Kaynak
ESNERKEN KÜRDAN KULLANMAK CAİZ MİDİR

Bu konuda bir hükme veya içinde böyle bir hükmün de bulunduğu bir ibareye rastlamadım, ancak bazan bu konularda bir kitap yazmayı bile düş...

Bu konuda bir hükme veya içinde böyle bir hükmün de bulunduğu bir ibareye rastlamadım, ancak bazan bu konularda bir kitap yazmayı bile düşündüğüm zamanlar olmuyor değil. Her şeyden evvel esnerken kürdan kullanabilmek mümkün müdür, bilmiyorum. Esnemenin doyumsuz hazzını sonuna kadar yaşamak varken, o arada bir taraftan da kürdanla dişlerini karıştırmak sanırım marifet isteyen bir eylem olsa gerek.

 

Her neyse ben meramımı anlatayım da bahsi geçen mevzuda mutlaka bir hükme ulaşmak isteyen olursa da birlikte ararız.

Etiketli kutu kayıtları

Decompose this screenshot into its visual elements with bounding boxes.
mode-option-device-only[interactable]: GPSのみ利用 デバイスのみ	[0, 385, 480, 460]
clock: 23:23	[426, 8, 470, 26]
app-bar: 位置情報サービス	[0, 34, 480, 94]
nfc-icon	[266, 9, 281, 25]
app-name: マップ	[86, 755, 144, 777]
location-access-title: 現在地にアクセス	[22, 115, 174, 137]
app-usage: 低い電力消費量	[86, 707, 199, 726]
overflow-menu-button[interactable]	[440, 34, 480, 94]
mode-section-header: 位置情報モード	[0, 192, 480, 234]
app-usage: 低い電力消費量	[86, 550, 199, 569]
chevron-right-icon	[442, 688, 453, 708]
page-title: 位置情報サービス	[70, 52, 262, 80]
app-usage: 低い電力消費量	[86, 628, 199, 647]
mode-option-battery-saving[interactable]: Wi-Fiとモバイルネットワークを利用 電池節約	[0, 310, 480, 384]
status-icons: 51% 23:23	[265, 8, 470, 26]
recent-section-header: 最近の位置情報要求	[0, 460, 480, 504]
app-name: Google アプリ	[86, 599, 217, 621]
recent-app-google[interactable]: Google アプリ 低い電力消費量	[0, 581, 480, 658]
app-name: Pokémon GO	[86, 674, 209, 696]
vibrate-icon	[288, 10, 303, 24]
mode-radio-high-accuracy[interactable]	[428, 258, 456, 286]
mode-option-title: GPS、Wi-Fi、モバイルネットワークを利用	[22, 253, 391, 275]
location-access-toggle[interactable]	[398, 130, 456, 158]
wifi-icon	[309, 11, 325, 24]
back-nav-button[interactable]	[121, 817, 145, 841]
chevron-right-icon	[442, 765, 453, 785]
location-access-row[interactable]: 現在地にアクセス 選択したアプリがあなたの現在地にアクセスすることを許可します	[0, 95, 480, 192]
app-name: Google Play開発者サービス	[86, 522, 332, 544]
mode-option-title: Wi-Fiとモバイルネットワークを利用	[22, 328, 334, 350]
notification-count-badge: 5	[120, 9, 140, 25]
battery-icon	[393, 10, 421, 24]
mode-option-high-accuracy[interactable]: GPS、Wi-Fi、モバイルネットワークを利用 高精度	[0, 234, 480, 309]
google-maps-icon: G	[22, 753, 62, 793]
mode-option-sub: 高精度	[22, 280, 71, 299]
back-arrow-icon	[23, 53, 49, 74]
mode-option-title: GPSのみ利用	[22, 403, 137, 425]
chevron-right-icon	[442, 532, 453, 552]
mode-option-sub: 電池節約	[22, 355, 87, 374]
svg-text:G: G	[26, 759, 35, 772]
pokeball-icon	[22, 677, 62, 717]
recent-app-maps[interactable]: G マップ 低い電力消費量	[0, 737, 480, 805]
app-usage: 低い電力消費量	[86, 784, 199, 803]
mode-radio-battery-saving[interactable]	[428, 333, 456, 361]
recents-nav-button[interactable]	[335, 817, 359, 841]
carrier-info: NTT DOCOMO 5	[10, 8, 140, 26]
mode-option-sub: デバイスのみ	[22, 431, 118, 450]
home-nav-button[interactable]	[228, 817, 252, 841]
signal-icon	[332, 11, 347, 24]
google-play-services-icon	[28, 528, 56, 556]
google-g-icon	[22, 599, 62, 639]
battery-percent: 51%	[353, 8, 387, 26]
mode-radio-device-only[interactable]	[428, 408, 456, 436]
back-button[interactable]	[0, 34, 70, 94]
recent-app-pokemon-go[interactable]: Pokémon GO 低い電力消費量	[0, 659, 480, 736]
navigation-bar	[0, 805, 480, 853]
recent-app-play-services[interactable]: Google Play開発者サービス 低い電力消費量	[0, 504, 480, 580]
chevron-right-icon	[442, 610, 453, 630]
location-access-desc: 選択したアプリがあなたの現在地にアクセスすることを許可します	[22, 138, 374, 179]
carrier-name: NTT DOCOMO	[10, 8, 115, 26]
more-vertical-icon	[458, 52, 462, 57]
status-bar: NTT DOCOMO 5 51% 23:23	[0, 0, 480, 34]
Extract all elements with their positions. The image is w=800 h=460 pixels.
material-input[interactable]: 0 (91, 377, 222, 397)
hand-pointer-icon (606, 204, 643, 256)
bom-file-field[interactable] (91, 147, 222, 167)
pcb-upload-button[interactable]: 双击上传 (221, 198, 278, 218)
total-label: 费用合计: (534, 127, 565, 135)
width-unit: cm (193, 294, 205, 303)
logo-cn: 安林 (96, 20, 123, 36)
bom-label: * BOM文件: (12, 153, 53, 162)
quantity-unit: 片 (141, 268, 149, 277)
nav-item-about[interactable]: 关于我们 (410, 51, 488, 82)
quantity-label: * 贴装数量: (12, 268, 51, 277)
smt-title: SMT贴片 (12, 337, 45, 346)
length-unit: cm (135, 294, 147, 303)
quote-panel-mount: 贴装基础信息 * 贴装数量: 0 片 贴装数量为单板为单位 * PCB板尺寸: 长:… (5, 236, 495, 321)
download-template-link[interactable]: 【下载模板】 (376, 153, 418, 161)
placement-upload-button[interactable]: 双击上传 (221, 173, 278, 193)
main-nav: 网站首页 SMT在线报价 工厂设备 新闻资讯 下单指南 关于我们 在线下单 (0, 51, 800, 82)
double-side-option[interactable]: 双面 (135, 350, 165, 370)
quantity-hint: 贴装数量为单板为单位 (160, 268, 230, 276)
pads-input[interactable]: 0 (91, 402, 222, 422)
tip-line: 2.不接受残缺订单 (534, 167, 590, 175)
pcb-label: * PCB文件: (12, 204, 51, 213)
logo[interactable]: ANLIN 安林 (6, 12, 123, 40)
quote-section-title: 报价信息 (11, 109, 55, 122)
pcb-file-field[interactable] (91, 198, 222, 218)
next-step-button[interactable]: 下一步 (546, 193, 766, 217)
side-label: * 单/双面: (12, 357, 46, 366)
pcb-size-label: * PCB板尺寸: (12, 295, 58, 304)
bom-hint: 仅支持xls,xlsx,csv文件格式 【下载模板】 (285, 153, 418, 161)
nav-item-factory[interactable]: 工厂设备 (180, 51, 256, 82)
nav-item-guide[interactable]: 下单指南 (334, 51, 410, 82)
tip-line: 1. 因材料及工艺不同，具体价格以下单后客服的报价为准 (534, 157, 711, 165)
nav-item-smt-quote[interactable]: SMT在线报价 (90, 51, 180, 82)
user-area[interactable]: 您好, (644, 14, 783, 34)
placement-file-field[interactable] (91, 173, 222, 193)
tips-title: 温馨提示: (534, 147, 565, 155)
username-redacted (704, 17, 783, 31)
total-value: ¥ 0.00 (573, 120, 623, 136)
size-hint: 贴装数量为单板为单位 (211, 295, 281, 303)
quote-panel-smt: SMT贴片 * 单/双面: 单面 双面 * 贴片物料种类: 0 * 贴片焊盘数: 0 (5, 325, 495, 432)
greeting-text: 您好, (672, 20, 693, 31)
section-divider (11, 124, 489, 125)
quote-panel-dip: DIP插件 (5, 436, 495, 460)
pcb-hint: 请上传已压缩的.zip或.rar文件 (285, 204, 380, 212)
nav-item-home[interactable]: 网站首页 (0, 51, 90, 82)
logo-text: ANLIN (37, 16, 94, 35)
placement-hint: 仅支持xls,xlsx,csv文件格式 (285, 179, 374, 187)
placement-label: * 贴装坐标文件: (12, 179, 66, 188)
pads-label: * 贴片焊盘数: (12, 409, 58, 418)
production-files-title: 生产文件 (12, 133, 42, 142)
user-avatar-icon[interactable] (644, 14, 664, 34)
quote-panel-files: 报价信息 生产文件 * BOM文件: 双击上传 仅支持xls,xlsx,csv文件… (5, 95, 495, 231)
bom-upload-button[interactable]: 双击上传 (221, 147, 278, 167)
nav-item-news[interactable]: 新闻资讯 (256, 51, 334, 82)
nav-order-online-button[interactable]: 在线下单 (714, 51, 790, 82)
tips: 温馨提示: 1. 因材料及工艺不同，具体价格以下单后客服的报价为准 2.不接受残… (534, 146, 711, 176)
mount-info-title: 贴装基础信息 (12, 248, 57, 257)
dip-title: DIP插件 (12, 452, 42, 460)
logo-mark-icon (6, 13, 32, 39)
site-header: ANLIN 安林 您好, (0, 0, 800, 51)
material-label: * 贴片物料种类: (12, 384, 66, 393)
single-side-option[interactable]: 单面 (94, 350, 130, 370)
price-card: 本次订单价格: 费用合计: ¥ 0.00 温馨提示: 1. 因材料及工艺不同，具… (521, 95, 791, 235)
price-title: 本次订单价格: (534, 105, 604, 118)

Görev tanımı
Esnerken kürdan kullanmak üzerine olan yazının devamını, kaldığı yerden sürdürerek yazın. Bu öğelere ihtiyacınız yok.

Yazılı cevap
ESNEMEK: Bulunduğum meclistekilerden biri ya da bire bir oturduğumuzda karşımdaki kişi esnediğinde benim sistem tarif edilemez bir biçimde felce uğruyor. Hadi diyelim ki esnemesine engel olamadı, insan ağız ve burun bölgesini eliyle de kapatamaz mı. Söz konusu duruma şahit olduğumda kendimi fevkalade değersizleştirilmiş olarak buluyorum. Nazımın geçtiği bazı arkadaşlara, eğer izin verirsen, sen esnerken ben elimle ağzını kapatabilir miyim diye espriyle karışık bir şeyleri ihsas etmeye çalışıyorum lakin, bugüne değin bir sonuç aldığım söylenemez. Bu durum acaba bende bir obsesyona mı dönüştü diye düşünmüyor da değilim. Hele de önemli bir konuyu anlatmaya başlamışken, karşımdaki, dere şırıltısı gibisin insanı ne güzel de gevşetiyorsun, dercesine esnemeye başlamışsa, ben bulunduğum ortamdan, konudan, kendimden ve çevremde ne varsa herşeyden kopuyorum. Ayrıca sadece esnemekle yetinmeyip, sonuna kurt ulumasına benzer sesler ekleyenler de oluyor. Bu, işin sanırım kemal noktası artık. Ben bu insanları kamil kişiler olarak değerlendiriyorum.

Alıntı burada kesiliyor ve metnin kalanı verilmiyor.